%%

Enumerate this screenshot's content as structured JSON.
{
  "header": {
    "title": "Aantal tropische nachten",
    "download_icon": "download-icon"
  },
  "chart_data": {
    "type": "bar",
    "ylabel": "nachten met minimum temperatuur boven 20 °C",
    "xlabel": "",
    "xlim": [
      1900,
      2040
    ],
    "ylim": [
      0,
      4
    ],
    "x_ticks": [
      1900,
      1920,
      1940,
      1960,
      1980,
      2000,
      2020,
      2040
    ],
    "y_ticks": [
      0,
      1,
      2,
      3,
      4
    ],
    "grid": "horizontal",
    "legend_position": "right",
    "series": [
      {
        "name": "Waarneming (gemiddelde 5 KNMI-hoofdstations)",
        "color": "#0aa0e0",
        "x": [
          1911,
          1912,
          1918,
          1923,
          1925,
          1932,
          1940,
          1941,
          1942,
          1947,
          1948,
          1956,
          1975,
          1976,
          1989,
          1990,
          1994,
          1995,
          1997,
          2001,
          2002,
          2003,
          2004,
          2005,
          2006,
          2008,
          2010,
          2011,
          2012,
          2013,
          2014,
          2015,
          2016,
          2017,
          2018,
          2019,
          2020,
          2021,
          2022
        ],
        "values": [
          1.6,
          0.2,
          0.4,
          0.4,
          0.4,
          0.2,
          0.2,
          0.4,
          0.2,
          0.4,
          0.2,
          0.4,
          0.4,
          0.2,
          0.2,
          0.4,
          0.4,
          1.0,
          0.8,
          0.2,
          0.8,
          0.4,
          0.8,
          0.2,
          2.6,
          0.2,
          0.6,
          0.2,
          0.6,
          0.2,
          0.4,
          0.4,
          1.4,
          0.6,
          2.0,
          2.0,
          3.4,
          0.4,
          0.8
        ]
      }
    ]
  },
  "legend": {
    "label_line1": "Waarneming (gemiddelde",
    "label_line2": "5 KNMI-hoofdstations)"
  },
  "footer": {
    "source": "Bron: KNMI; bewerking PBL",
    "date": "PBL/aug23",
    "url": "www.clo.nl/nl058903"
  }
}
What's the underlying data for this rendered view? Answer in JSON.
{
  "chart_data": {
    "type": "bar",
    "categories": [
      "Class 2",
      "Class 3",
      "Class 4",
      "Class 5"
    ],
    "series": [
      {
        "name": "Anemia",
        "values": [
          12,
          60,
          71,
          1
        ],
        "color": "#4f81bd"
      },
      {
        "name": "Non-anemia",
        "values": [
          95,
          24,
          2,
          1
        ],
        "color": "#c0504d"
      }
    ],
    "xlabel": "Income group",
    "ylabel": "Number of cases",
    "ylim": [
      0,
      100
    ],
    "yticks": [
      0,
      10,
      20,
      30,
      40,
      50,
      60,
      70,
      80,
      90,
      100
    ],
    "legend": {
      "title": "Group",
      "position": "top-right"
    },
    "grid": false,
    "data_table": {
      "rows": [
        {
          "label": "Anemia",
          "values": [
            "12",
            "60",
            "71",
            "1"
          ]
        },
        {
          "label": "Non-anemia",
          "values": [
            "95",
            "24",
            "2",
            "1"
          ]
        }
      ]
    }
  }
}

%%

THE PROBLEM —
Look over the material above and show each line where "hoofdstations" appears.

FULL SOLUTION —
        "name": "Waarneming (gemiddelde 5 KNMI-hoofdstations)",
    "label_line2": "5 KNMI-hoofdstations)"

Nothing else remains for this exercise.